** Begin **
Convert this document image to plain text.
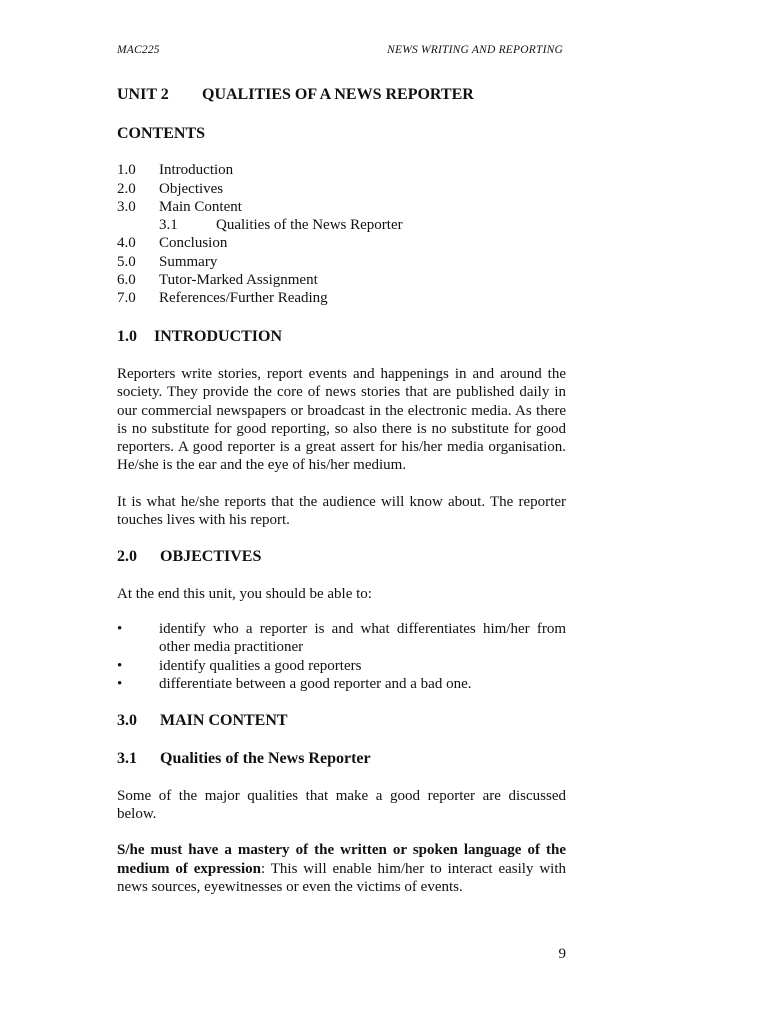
MAC225	NEWS WRITING AND REPORTING
UNIT 2	QUALITIES OF A NEWS REPORTER
CONTENTS
1.0	Introduction
2.0	Objectives
3.0	Main Content
3.1	Qualities of the News Reporter
4.0	Conclusion
5.0	Summary
6.0	Tutor-Marked Assignment
7.0	References/Further Reading
1.0	INTRODUCTION

Reporters write stories, report events and happenings in and around the society. They provide the core of news stories that are published daily in our commercial newspapers or broadcast in the electronic media. As there is no substitute for good reporting, so also there is no substitute for good reporters. A good reporter is a great assert for his/her media organisation. He/she is the ear and the eye of his/her medium.

It is what he/she reports that the audience will know about. The reporter touches lives with his report.

2.0	OBJECTIVES

At the end this unit, you should be able to:

•	identify who a reporter is and what differentiates him/her from other media practitioner
•	identify qualities a good reporters
•	differentiate between a good reporter and a bad one.
3.0	MAIN CONTENT
3.1	Qualities of the News Reporter

Some of the major qualities that make a good reporter are discussed below.

S/he must have a mastery of the written or spoken language of the medium of expression: This will enable him/her to interact easily with news sources, eyewitnesses or even the victims of events.

9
** End **
EXERCISE TASK: Copy out each line of the data where the string "what" appears.

OUTPUT BELOW:
It is what he/she reports that the audience will know about. The reporter touches lives with his report.
•	identify who a reporter is and what differentiates him/her from other media practitioner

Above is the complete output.